[DATA SHOWN start]

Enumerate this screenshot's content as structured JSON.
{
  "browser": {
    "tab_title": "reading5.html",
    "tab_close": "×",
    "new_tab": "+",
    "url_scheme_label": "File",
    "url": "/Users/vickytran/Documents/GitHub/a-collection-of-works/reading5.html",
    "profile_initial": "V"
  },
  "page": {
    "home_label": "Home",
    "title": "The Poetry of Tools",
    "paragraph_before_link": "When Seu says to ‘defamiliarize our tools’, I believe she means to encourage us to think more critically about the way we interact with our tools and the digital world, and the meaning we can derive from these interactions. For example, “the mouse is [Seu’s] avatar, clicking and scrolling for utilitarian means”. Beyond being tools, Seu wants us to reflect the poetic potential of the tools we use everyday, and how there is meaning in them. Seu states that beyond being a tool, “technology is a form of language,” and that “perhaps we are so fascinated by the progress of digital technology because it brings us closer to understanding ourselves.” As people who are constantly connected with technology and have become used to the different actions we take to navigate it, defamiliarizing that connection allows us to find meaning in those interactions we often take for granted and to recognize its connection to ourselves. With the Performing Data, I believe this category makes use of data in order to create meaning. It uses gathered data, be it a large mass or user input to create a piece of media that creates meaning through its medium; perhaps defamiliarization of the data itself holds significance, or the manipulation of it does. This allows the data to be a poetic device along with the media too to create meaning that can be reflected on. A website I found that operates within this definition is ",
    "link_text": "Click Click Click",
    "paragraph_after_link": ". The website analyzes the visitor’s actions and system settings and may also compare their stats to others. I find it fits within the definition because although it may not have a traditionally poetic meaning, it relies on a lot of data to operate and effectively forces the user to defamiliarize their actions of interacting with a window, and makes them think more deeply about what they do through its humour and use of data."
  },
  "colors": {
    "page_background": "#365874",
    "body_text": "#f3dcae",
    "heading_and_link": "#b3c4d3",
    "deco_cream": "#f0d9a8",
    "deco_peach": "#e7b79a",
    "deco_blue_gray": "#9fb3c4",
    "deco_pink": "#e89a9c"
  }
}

[DATA SHOWN end]

WHAT IS REQUIRED:
Filter the entries and copy out every line with the word "html".

TASK RESULT:
    "tab_title": "reading5.html",
    "url": "/Users/vickytran/Documents/GitHub/a-collection-of-works/reading5.html",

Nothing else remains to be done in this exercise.